## LISTED ENTRIES

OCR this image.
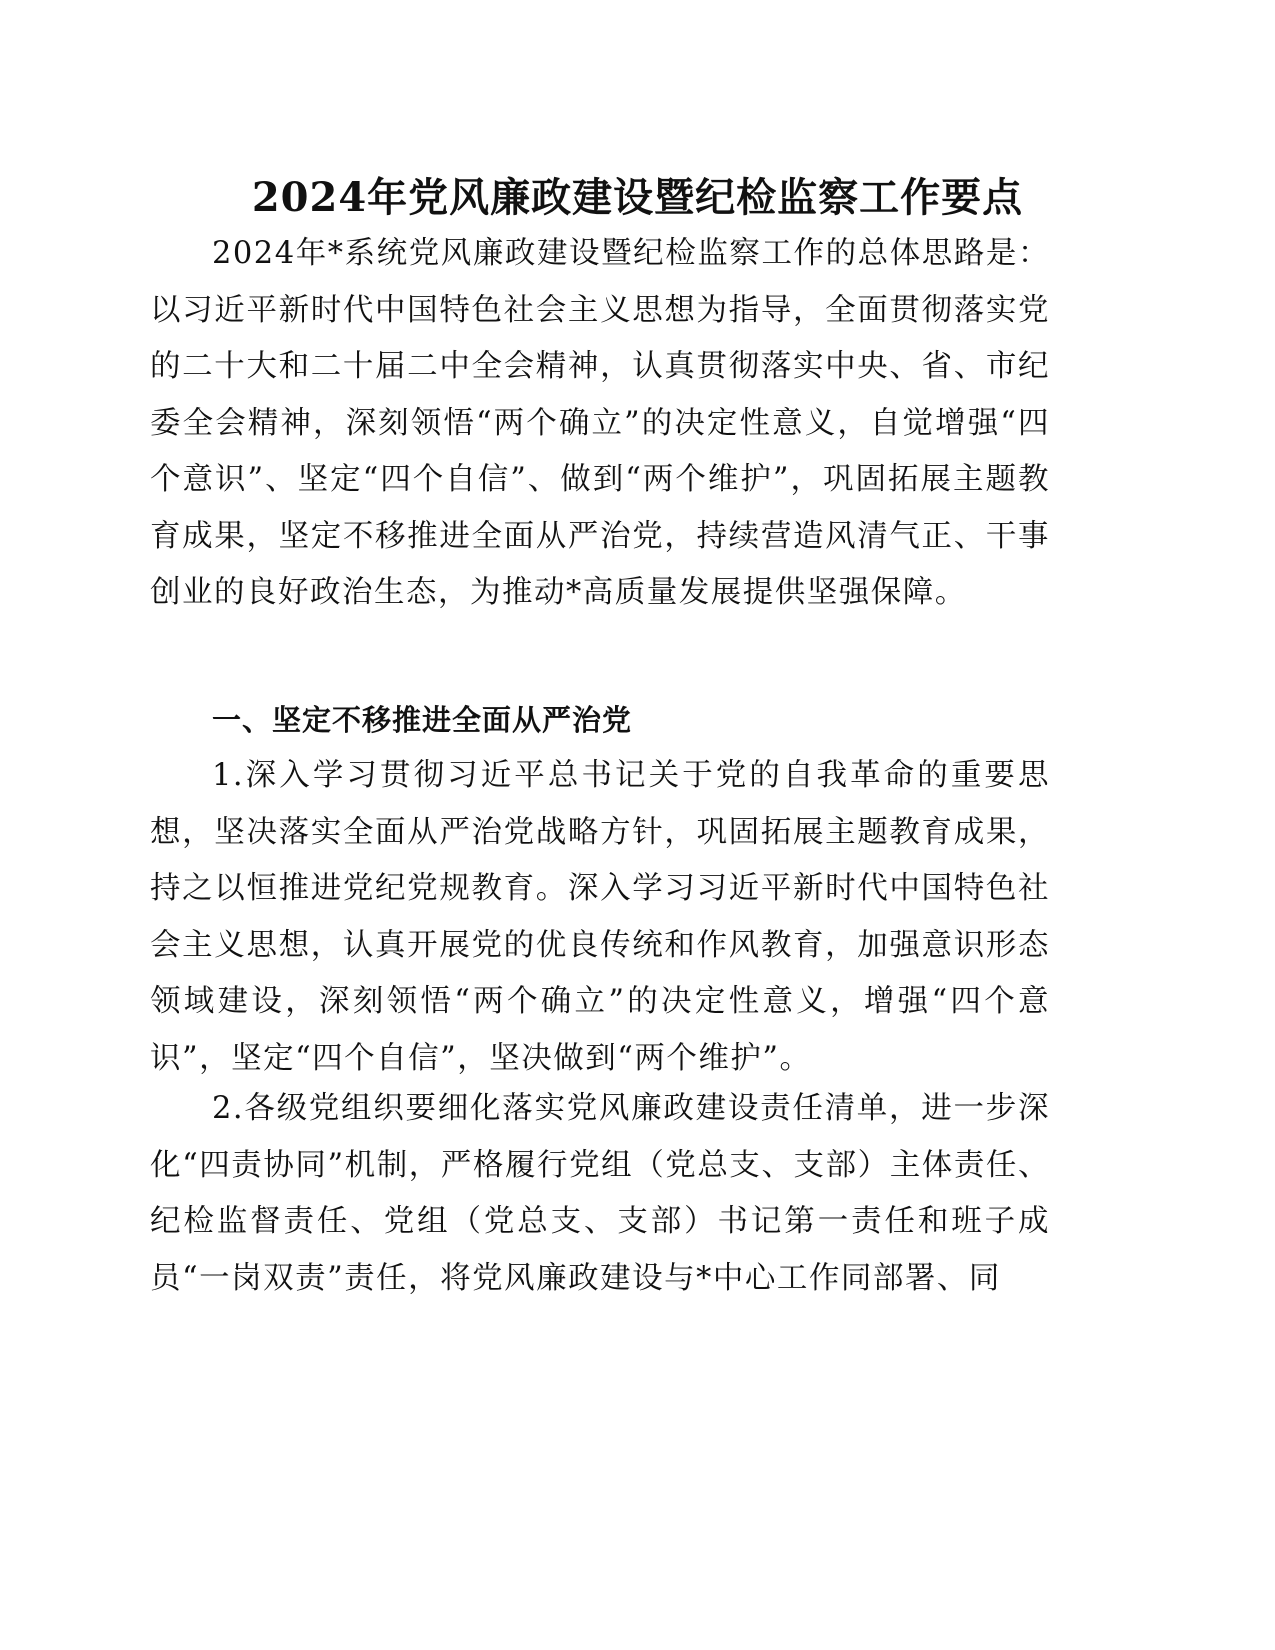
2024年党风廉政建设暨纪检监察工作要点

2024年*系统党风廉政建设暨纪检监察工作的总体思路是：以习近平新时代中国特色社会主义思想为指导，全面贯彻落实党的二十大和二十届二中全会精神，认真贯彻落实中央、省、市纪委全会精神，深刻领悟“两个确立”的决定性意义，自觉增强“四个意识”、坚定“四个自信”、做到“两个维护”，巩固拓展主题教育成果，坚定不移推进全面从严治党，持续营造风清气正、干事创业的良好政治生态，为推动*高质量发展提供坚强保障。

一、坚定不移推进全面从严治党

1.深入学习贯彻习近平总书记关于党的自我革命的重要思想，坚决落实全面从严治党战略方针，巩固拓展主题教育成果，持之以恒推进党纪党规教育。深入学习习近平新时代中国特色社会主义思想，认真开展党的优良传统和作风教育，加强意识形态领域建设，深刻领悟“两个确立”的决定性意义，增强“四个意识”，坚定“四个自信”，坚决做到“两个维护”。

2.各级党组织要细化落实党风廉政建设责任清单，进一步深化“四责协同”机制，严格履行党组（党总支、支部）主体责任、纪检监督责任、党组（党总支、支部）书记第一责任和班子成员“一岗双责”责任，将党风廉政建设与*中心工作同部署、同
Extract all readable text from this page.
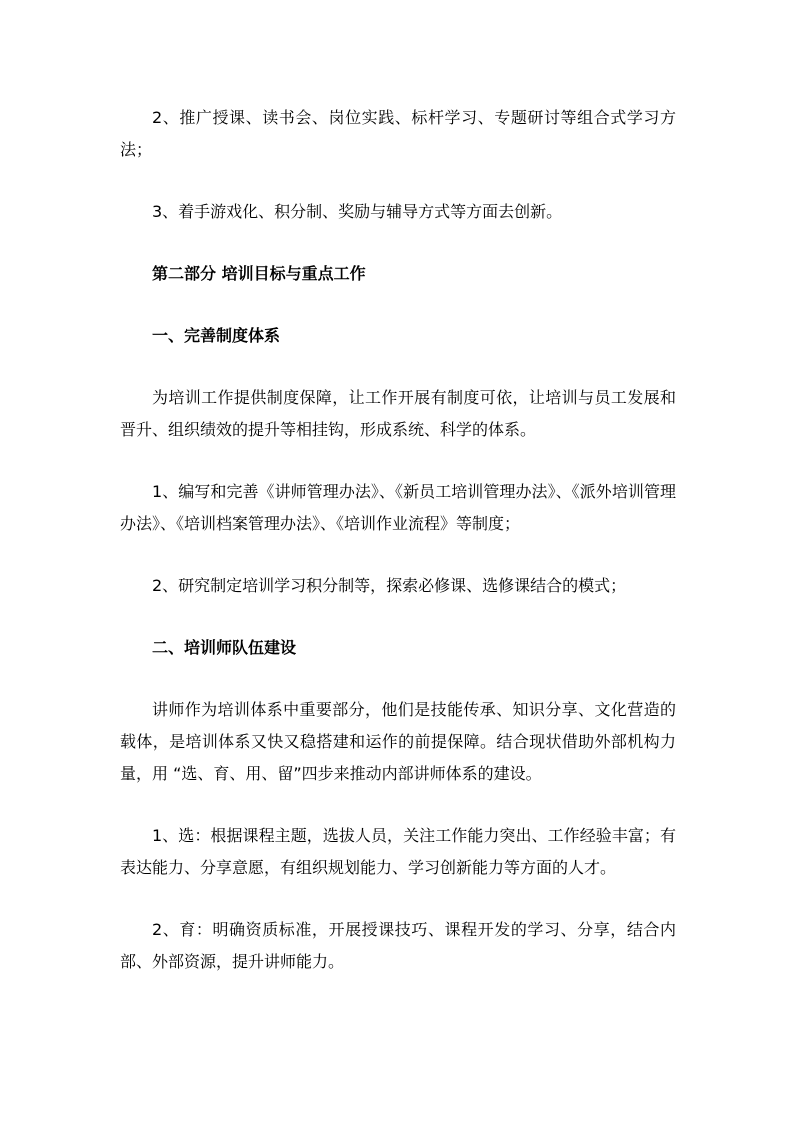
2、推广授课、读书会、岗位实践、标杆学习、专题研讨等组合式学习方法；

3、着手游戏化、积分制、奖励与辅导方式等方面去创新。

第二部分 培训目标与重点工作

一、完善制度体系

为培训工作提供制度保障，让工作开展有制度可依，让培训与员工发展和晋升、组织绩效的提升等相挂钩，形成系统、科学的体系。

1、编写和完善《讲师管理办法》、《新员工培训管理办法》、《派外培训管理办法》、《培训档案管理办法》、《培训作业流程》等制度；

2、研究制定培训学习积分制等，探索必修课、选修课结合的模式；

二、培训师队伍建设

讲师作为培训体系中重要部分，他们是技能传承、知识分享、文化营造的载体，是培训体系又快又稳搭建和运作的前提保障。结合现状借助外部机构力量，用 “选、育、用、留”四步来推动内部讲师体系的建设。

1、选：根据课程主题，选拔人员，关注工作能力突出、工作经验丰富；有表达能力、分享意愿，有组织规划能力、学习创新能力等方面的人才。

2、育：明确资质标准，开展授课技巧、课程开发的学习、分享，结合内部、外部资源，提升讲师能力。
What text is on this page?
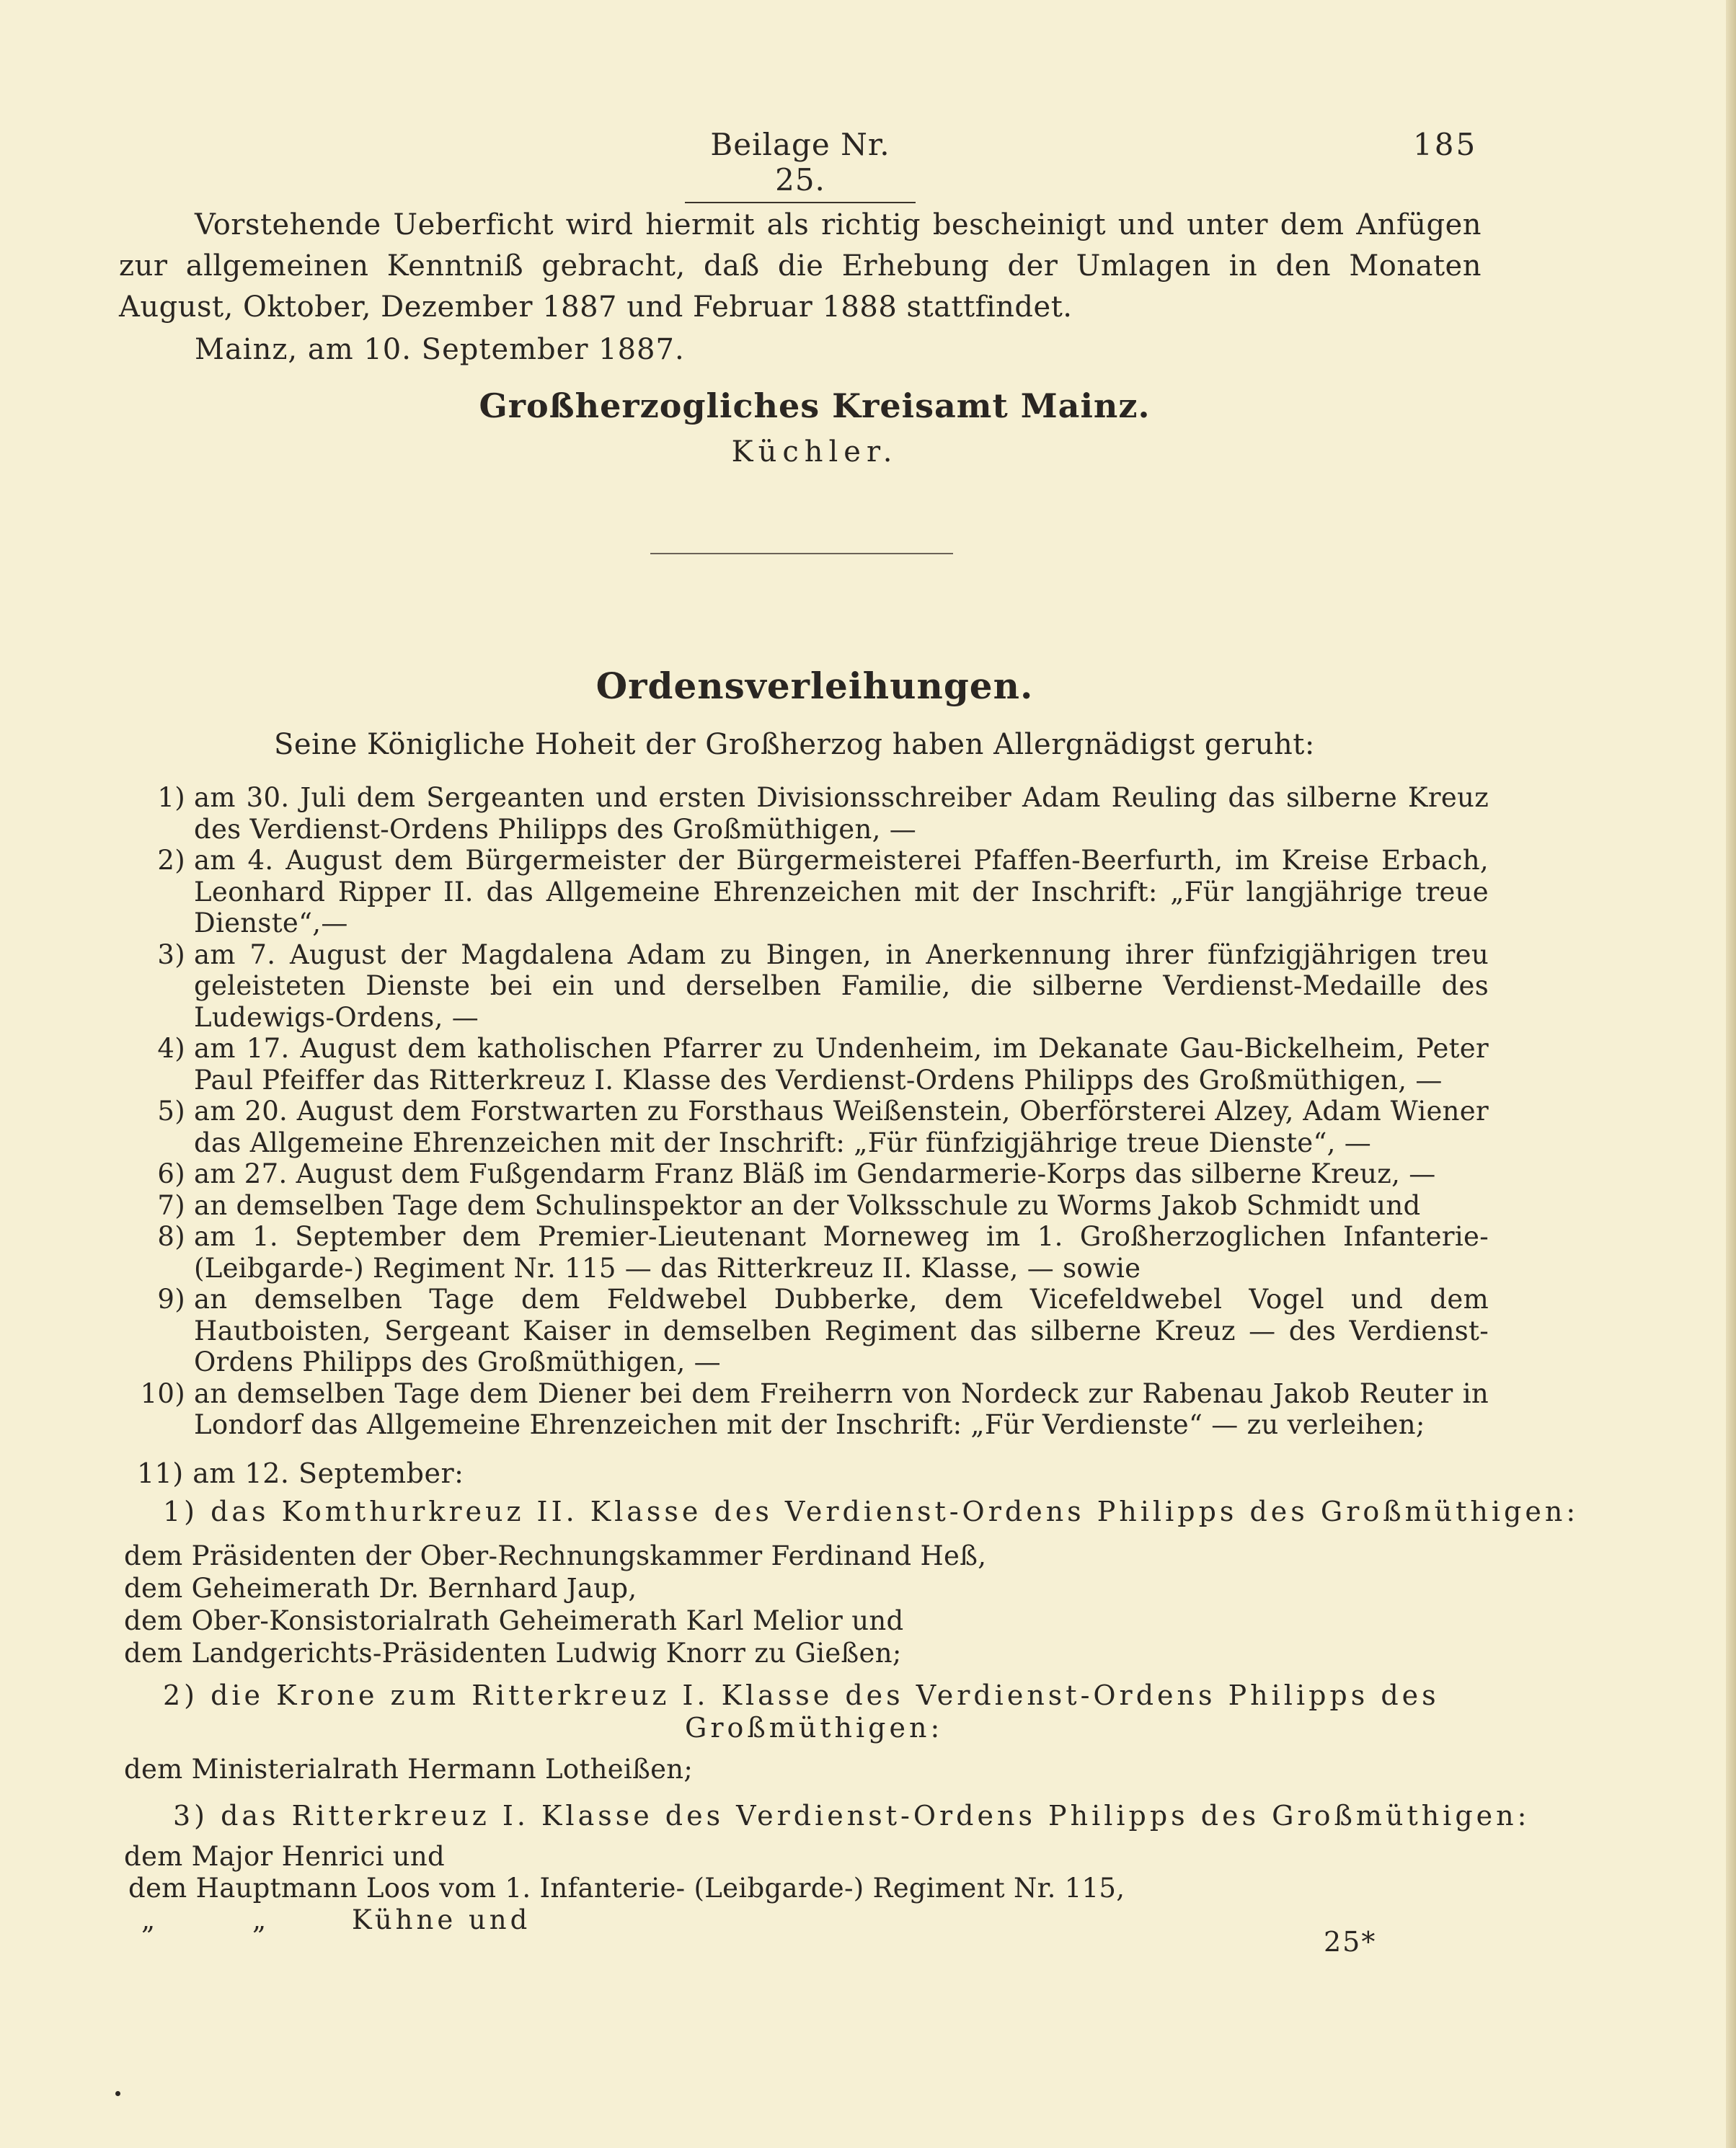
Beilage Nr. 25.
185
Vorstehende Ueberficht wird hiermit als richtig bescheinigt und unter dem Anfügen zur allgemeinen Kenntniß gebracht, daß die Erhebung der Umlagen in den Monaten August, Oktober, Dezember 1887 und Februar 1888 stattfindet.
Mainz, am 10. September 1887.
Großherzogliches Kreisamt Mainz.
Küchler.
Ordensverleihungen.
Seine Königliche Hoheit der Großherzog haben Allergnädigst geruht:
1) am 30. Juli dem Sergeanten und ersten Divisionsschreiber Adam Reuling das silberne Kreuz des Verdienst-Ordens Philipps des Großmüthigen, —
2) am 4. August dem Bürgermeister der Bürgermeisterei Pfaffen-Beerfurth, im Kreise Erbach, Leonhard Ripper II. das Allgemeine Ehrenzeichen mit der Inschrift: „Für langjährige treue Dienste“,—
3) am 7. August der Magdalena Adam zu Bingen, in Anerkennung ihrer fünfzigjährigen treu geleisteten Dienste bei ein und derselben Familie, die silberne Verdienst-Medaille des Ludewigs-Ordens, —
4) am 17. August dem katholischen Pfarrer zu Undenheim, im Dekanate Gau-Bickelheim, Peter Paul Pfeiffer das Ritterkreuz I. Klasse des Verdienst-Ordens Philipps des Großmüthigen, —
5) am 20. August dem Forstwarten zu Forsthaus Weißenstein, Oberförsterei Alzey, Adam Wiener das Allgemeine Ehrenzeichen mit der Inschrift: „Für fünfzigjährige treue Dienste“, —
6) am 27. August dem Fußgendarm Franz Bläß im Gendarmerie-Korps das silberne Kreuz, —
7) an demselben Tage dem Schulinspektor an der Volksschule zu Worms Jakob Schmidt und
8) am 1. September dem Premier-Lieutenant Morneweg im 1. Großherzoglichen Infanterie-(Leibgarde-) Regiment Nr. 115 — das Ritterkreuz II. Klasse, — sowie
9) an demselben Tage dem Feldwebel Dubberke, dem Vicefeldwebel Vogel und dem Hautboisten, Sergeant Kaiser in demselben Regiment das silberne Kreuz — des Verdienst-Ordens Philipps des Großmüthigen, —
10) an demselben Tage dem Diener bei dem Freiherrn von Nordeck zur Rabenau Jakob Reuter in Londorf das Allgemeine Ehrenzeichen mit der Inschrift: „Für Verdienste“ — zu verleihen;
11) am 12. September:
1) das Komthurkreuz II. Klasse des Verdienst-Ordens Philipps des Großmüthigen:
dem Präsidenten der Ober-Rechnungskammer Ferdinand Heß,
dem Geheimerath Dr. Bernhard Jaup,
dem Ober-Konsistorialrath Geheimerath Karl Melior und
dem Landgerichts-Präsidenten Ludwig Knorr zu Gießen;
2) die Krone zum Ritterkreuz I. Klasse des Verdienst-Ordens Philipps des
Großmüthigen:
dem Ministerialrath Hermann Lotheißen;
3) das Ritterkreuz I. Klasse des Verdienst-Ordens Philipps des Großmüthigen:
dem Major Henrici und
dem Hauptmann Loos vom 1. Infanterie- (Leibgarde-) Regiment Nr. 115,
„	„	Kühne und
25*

## DESCRIPTION OF THE TASK
Without the pictures, transcribe the listing above exactly.

## COMPLETED TASK
OCR this image.
2024年党风廉政建设暨纪检监察工作要点

2024年*系统党风廉政建设暨纪检监察工作的总体思路是：以习近平新时代中国特色社会主义思想为指导，全面贯彻落实党的二十大和二十届二中全会精神，认真贯彻落实中央、省、市纪委全会精神，深刻领悟“两个确立”的决定性意义，自觉增强“四个意识”、坚定“四个自信”、做到“两个维护”，巩固拓展主题教育成果，坚定不移推进全面从严治党，持续营造风清气正、干事创业的良好政治生态，为推动*高质量发展提供坚强保障。

一、坚定不移推进全面从严治党

1.深入学习贯彻习近平总书记关于党的自我革命的重要思想，坚决落实全面从严治党战略方针，巩固拓展主题教育成果，持之以恒推进党纪党规教育。深入学习习近平新时代中国特色社会主义思想，认真开展党的优良传统和作风教育，加强意识形态领域建设，深刻领悟“两个确立”的决定性意义，增强“四个意识”，坚定“四个自信”，坚决做到“两个维护”。

2.各级党组织要细化落实党风廉政建设责任清单，进一步深化“四责协同”机制，严格履行党组（党总支、支部）主体责任、纪检监督责任、党组（党总支、支部）书记第一责任和班子成员“一岗双责”责任，将党风廉政建设与*中心工作同部署、同
Extract all readable text from this page.
2、推广授课、读书会、岗位实践、标杆学习、专题研讨等组合式学习方法；

3、着手游戏化、积分制、奖励与辅导方式等方面去创新。

第二部分 培训目标与重点工作

一、完善制度体系

为培训工作提供制度保障，让工作开展有制度可依，让培训与员工发展和晋升、组织绩效的提升等相挂钩，形成系统、科学的体系。

1、编写和完善《讲师管理办法》、《新员工培训管理办法》、《派外培训管理办法》、《培训档案管理办法》、《培训作业流程》等制度；

2、研究制定培训学习积分制等，探索必修课、选修课结合的模式；

二、培训师队伍建设

讲师作为培训体系中重要部分，他们是技能传承、知识分享、文化营造的载体，是培训体系又快又稳搭建和运作的前提保障。结合现状借助外部机构力量，用 “选、育、用、留”四步来推动内部讲师体系的建设。

1、选：根据课程主题，选拔人员，关注工作能力突出、工作经验丰富；有表达能力、分享意愿，有组织规划能力、学习创新能力等方面的人才。

2、育：明确资质标准，开展授课技巧、课程开发的学习、分享，结合内部、外部资源，提升讲师能力。
What text is on this page?
Beilage Nr. 25.
185
Vorstehende Ueberficht wird hiermit als richtig bescheinigt und unter dem Anfügen zur allgemeinen Kenntniß gebracht, daß die Erhebung der Umlagen in den Monaten August, Oktober, Dezember 1887 und Februar 1888 stattfindet.
Mainz, am 10. September 1887.
Großherzogliches Kreisamt Mainz.
Küchler.
Ordensverleihungen.
Seine Königliche Hoheit der Großherzog haben Allergnädigst geruht:
1) am 30. Juli dem Sergeanten und ersten Divisionsschreiber Adam Reuling das silberne Kreuz des Verdienst-Ordens Philipps des Großmüthigen, —
2) am 4. August dem Bürgermeister der Bürgermeisterei Pfaffen-Beerfurth, im Kreise Erbach, Leonhard Ripper II. das Allgemeine Ehrenzeichen mit der Inschrift: „Für langjährige treue Dienste“,—
3) am 7. August der Magdalena Adam zu Bingen, in Anerkennung ihrer fünfzigjährigen treu geleisteten Dienste bei ein und derselben Familie, die silberne Verdienst-Medaille des Ludewigs-Ordens, —
4) am 17. August dem katholischen Pfarrer zu Undenheim, im Dekanate Gau-Bickelheim, Peter Paul Pfeiffer das Ritterkreuz I. Klasse des Verdienst-Ordens Philipps des Großmüthigen, —
5) am 20. August dem Forstwarten zu Forsthaus Weißenstein, Oberförsterei Alzey, Adam Wiener das Allgemeine Ehrenzeichen mit der Inschrift: „Für fünfzigjährige treue Dienste“, —
6) am 27. August dem Fußgendarm Franz Bläß im Gendarmerie-Korps das silberne Kreuz, —
7) an demselben Tage dem Schulinspektor an der Volksschule zu Worms Jakob Schmidt und
8) am 1. September dem Premier-Lieutenant Morneweg im 1. Großherzoglichen Infanterie-(Leibgarde-) Regiment Nr. 115 — das Ritterkreuz II. Klasse, — sowie
9) an demselben Tage dem Feldwebel Dubberke, dem Vicefeldwebel Vogel und dem Hautboisten, Sergeant Kaiser in demselben Regiment das silberne Kreuz — des Verdienst-Ordens Philipps des Großmüthigen, —
10) an demselben Tage dem Diener bei dem Freiherrn von Nordeck zur Rabenau Jakob Reuter in Londorf das Allgemeine Ehrenzeichen mit der Inschrift: „Für Verdienste“ — zu verleihen;
11) am 12. September:
1) das Komthurkreuz II. Klasse des Verdienst-Ordens Philipps des Großmüthigen:
dem Präsidenten der Ober-Rechnungskammer Ferdinand Heß,
dem Geheimerath Dr. Bernhard Jaup,
dem Ober-Konsistorialrath Geheimerath Karl Melior und
dem Landgerichts-Präsidenten Ludwig Knorr zu Gießen;
2) die Krone zum Ritterkreuz I. Klasse des Verdienst-Ordens Philipps des
Großmüthigen:
dem Ministerialrath Hermann Lotheißen;
3) das Ritterkreuz I. Klasse des Verdienst-Ordens Philipps des Großmüthigen:
dem Major Henrici und
dem Hauptmann Loos vom 1. Infanterie- (Leibgarde-) Regiment Nr. 115,
„	„	Kühne und
25*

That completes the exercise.